## PROBLEM TO SOLVE
Copy out each line of the listing that has the word "color" in it.

Entries taken from a collection:
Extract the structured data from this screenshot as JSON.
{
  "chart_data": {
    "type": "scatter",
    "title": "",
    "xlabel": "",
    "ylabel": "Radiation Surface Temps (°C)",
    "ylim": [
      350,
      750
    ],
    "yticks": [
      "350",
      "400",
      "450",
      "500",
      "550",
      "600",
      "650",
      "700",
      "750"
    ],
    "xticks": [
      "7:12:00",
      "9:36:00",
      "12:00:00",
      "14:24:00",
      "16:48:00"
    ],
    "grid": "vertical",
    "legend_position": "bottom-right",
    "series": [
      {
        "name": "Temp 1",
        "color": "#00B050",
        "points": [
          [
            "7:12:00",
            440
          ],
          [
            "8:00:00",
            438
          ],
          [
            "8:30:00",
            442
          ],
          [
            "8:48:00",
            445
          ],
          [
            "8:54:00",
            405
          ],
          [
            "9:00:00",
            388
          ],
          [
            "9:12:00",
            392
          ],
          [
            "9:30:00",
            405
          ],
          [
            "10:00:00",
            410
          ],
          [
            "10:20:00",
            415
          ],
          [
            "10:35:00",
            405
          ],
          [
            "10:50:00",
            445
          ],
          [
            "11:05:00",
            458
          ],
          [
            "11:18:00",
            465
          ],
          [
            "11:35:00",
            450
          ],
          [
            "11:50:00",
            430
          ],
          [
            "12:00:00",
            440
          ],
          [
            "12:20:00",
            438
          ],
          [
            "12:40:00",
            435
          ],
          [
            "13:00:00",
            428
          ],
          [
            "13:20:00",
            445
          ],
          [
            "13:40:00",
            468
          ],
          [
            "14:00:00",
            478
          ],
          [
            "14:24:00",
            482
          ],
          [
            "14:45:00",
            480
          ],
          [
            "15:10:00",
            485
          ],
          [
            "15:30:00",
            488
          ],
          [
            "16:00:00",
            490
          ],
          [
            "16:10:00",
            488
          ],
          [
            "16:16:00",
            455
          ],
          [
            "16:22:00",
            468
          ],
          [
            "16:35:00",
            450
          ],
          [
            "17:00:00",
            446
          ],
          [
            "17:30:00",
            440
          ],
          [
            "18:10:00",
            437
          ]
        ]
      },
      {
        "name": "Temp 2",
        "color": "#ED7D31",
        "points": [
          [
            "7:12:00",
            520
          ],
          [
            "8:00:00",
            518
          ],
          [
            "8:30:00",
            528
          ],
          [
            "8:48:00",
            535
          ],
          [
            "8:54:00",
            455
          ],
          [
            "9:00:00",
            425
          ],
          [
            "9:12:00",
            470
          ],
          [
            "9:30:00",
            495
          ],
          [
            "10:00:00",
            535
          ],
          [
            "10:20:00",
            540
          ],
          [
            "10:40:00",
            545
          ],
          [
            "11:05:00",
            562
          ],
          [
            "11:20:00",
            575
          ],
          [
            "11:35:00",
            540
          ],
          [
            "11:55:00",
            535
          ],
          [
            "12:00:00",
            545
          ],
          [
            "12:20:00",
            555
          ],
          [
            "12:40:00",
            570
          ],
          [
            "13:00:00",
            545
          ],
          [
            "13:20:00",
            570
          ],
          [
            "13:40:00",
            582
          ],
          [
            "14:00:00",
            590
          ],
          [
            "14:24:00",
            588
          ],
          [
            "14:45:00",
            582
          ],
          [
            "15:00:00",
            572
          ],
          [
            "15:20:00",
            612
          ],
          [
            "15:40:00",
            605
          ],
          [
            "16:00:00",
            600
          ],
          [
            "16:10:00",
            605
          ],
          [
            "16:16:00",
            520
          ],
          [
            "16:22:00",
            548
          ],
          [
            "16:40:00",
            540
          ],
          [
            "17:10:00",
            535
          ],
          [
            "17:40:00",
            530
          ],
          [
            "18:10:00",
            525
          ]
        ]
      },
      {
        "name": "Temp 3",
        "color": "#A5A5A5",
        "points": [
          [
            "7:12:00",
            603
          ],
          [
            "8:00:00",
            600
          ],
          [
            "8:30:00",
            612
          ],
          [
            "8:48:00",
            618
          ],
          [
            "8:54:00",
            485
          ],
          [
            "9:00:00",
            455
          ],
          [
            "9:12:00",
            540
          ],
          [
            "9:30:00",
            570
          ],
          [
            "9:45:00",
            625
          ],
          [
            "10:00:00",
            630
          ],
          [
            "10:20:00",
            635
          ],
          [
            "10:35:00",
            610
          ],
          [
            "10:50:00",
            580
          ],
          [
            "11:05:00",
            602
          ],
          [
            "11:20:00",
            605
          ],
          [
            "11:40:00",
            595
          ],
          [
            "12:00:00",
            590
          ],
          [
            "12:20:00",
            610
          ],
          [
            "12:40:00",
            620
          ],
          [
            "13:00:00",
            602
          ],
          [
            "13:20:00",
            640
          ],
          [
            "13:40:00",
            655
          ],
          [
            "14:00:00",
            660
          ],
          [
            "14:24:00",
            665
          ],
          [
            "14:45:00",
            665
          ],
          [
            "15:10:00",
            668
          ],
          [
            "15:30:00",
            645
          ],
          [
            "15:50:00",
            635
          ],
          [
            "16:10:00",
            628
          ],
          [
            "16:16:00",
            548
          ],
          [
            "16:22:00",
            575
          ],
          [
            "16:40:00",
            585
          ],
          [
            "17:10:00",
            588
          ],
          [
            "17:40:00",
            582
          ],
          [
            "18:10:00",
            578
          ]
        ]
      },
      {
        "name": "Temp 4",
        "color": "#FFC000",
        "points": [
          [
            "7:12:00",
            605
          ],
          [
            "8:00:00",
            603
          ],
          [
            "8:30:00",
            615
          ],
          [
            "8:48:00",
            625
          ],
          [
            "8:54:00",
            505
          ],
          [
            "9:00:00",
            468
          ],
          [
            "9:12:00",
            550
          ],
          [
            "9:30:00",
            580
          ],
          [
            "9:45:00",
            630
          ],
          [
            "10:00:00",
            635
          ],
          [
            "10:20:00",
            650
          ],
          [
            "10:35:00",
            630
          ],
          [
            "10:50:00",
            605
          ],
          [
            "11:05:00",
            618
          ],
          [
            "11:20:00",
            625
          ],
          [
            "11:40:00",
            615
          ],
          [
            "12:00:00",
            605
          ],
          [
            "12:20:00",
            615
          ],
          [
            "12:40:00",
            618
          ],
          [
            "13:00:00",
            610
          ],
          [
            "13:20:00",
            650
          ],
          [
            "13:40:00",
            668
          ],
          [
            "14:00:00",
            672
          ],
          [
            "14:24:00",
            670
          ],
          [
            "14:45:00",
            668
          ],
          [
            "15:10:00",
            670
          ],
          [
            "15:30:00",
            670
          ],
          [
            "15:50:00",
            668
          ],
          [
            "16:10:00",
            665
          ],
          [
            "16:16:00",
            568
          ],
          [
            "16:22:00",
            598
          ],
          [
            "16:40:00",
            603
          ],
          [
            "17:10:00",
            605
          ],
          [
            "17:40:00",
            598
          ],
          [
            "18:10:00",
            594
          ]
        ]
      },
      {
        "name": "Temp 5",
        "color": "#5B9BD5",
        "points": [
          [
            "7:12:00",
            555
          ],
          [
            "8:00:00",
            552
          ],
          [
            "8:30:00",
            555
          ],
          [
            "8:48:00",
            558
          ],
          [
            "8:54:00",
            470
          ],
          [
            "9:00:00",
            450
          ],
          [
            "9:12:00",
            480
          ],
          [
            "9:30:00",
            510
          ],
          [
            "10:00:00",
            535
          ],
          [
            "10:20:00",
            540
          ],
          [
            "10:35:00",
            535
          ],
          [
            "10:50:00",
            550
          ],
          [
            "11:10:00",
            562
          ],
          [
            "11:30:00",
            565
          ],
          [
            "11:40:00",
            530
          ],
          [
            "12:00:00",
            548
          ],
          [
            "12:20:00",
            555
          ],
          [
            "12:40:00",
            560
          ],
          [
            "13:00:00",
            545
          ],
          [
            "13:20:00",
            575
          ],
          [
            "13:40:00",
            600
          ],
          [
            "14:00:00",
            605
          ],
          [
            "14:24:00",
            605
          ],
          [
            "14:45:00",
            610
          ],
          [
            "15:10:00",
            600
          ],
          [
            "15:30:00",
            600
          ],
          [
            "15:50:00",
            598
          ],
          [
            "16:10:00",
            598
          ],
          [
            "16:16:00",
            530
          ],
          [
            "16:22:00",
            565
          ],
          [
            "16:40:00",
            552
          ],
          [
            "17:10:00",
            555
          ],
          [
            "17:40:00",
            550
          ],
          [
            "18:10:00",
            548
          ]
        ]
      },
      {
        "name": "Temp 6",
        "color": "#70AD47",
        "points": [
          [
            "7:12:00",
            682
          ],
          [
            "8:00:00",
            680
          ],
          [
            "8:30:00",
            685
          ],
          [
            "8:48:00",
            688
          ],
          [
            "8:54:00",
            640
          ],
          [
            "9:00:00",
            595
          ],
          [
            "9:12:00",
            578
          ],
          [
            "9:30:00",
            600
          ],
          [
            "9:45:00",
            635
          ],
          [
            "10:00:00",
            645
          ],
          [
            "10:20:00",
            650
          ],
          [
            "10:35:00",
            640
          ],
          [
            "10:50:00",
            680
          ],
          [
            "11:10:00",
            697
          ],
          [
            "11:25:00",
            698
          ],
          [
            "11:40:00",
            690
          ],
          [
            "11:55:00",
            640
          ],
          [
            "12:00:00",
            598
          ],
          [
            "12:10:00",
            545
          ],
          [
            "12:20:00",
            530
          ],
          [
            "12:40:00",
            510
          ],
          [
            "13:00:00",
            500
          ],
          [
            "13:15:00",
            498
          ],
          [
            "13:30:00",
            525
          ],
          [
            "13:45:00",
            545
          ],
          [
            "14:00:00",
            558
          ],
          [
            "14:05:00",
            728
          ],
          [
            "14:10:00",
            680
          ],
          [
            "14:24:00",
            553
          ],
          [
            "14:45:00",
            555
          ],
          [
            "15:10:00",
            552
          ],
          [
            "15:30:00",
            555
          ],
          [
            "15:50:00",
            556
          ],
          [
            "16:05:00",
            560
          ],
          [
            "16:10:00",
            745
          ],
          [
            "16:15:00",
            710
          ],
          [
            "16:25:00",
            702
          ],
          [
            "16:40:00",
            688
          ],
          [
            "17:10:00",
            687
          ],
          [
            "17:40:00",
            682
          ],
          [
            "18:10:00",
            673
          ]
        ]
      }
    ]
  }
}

## OUTPUT
        "color": "#00B050",
        "color": "#ED7D31",
        "color": "#A5A5A5",
        "color": "#FFC000",
        "color": "#5B9BD5",
        "color": "#70AD47",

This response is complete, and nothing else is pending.